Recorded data

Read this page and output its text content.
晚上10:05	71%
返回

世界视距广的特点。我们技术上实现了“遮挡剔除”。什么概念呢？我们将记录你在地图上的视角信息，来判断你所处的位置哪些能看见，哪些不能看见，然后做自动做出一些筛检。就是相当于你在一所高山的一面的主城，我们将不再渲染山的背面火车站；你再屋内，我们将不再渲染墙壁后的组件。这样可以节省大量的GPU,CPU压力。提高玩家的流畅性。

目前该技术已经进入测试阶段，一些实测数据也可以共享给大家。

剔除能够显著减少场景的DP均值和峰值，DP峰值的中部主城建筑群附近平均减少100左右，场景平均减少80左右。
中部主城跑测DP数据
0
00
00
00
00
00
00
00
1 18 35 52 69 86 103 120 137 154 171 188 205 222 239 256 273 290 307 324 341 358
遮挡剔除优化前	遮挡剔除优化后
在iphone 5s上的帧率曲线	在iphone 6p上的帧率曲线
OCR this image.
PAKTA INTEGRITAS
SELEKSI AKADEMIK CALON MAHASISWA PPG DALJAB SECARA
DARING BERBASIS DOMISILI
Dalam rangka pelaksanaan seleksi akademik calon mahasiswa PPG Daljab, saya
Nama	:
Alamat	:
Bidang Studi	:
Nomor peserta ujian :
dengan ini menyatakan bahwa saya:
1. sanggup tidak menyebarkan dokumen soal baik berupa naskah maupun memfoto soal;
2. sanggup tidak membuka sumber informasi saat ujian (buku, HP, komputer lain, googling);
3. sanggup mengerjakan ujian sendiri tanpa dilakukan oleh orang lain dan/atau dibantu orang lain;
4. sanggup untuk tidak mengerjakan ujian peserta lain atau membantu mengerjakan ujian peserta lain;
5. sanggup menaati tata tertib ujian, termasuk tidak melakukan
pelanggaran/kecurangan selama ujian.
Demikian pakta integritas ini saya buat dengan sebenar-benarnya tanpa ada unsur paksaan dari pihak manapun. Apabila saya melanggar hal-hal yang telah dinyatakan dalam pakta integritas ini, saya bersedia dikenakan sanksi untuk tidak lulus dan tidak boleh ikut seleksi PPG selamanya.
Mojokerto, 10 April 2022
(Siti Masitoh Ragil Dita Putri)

## WHAT IS REQUIRED
Copy each line containing the word "untuk" from the data.

## TASK OUTPUT
4. sanggup untuk tidak mengerjakan ujian peserta lain atau membantu mengerjakan ujian peserta lain;
Demikian pakta integritas ini saya buat dengan sebenar-benarnya tanpa ada unsur paksaan dari pihak manapun. Apabila saya melanggar hal-hal yang telah dinyatakan dalam pakta integritas ini, saya bersedia dikenakan sanksi untuk tidak lulus dan tidak boleh ikut seleksi PPG selamanya.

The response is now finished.